Provided entries:
— start —
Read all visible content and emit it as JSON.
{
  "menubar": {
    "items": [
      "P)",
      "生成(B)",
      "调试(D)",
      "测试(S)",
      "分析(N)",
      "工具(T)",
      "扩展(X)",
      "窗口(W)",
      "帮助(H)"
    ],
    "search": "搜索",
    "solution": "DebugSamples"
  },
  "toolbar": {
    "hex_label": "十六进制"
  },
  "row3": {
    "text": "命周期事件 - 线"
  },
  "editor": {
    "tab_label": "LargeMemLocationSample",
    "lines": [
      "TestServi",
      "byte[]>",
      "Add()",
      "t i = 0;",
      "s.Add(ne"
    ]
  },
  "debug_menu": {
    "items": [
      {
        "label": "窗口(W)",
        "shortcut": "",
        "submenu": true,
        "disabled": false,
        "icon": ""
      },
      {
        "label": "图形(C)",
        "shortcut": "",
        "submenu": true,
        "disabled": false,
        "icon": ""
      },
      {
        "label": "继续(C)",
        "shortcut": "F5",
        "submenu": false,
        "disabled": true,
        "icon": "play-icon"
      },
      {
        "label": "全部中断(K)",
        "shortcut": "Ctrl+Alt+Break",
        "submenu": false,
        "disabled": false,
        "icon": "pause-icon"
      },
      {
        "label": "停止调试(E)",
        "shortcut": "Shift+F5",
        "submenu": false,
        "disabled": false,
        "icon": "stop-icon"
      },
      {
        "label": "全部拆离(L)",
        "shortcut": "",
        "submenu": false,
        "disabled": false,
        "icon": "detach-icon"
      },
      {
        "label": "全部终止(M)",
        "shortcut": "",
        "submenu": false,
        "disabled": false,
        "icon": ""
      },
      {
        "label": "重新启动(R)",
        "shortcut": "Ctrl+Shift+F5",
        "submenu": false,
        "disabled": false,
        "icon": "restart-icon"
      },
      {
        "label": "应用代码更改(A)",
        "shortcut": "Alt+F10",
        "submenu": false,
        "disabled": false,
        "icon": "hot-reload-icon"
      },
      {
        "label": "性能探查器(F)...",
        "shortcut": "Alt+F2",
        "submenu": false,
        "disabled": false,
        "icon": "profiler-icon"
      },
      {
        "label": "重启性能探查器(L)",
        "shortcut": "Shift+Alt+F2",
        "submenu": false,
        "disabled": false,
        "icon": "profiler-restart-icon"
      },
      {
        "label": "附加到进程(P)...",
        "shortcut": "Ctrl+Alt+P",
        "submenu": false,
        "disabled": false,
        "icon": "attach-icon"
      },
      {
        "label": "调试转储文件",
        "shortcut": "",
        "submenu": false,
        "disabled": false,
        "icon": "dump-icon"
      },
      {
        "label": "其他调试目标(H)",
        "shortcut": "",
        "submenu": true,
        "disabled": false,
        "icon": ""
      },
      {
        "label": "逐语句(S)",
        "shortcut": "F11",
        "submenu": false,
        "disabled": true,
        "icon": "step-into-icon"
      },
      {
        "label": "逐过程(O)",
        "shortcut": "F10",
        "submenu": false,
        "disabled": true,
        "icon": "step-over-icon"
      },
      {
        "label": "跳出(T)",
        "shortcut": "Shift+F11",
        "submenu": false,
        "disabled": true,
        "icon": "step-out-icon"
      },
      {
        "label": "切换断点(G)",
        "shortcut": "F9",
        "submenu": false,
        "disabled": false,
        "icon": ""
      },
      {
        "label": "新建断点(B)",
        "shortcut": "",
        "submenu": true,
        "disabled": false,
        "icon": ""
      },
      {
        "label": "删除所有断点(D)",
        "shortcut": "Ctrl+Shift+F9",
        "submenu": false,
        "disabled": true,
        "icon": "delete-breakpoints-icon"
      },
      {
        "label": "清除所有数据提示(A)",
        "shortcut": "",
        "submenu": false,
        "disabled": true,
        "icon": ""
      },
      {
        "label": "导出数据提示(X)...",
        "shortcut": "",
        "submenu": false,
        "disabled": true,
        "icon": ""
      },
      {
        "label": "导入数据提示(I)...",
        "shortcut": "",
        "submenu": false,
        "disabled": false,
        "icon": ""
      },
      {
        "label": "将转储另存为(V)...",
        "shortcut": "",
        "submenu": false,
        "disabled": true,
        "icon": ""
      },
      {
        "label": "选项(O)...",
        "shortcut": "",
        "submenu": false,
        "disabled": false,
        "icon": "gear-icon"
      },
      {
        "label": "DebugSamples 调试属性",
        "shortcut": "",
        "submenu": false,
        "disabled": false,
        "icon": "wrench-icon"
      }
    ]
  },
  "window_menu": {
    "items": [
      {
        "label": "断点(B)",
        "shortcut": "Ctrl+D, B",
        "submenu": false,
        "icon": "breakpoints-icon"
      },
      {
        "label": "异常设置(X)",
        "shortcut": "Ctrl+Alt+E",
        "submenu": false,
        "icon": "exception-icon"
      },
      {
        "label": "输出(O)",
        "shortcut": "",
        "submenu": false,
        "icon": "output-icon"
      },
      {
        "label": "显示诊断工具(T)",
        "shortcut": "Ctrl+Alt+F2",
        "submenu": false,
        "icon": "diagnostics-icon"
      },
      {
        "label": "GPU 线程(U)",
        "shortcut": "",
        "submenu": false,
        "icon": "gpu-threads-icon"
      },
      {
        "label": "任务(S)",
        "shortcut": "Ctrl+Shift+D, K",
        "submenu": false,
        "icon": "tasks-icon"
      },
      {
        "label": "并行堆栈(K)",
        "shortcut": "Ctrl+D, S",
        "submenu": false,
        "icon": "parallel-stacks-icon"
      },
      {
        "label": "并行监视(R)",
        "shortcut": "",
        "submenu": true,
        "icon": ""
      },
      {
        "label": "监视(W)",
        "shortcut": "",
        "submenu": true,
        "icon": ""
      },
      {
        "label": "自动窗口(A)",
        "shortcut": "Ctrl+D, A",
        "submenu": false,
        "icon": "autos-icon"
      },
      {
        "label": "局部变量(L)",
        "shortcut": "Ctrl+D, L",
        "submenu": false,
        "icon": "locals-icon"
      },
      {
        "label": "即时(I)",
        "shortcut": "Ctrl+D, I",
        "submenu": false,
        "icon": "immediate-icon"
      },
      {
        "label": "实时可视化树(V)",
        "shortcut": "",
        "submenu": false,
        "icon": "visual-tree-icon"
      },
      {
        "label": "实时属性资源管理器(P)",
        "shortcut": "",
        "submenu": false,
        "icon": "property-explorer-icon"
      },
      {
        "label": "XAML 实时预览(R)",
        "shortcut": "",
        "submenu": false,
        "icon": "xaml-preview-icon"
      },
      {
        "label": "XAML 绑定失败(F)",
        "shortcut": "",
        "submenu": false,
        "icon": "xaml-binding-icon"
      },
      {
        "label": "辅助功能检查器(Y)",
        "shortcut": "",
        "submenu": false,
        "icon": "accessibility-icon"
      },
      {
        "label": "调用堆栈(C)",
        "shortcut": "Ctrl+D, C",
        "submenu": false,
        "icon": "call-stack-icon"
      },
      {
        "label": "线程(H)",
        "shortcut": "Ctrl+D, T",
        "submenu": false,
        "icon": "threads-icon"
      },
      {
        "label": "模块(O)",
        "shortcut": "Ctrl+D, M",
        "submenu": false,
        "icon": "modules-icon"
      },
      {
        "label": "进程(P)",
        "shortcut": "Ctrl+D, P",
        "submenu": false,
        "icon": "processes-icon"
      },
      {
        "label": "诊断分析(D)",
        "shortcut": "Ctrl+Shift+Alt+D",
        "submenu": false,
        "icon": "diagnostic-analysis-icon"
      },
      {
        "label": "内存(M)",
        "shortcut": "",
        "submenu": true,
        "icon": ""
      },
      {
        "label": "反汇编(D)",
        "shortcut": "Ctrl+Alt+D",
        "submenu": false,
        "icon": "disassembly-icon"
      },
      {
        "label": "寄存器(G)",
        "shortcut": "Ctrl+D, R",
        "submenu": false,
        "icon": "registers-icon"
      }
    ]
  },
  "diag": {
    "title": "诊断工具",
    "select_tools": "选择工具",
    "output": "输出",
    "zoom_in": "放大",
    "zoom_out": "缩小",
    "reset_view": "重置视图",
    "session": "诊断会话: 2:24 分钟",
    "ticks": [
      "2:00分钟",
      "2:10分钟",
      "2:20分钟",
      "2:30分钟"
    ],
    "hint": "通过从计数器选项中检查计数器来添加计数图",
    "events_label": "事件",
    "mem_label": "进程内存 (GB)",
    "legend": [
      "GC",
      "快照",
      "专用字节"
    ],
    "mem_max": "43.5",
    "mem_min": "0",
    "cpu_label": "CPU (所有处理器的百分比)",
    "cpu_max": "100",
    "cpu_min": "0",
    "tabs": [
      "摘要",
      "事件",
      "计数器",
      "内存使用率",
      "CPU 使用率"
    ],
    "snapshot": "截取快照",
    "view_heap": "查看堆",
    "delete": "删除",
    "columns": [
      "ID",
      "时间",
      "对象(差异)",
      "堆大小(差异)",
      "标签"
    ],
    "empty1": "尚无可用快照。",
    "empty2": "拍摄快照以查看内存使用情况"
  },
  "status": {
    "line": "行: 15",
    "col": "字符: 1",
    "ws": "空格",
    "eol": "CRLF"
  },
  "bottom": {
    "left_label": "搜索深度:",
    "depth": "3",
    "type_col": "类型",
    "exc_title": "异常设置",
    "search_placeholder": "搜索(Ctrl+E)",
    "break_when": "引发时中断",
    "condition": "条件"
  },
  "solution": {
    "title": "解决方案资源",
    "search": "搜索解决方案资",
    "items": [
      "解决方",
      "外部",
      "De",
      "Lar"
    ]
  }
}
— end —
Required work: Lines of the material that contain the word "DebugSamples" are to be gathered.

Task solution:
    "solution": "DebugSamples"
        "label": "DebugSamples 调试属性",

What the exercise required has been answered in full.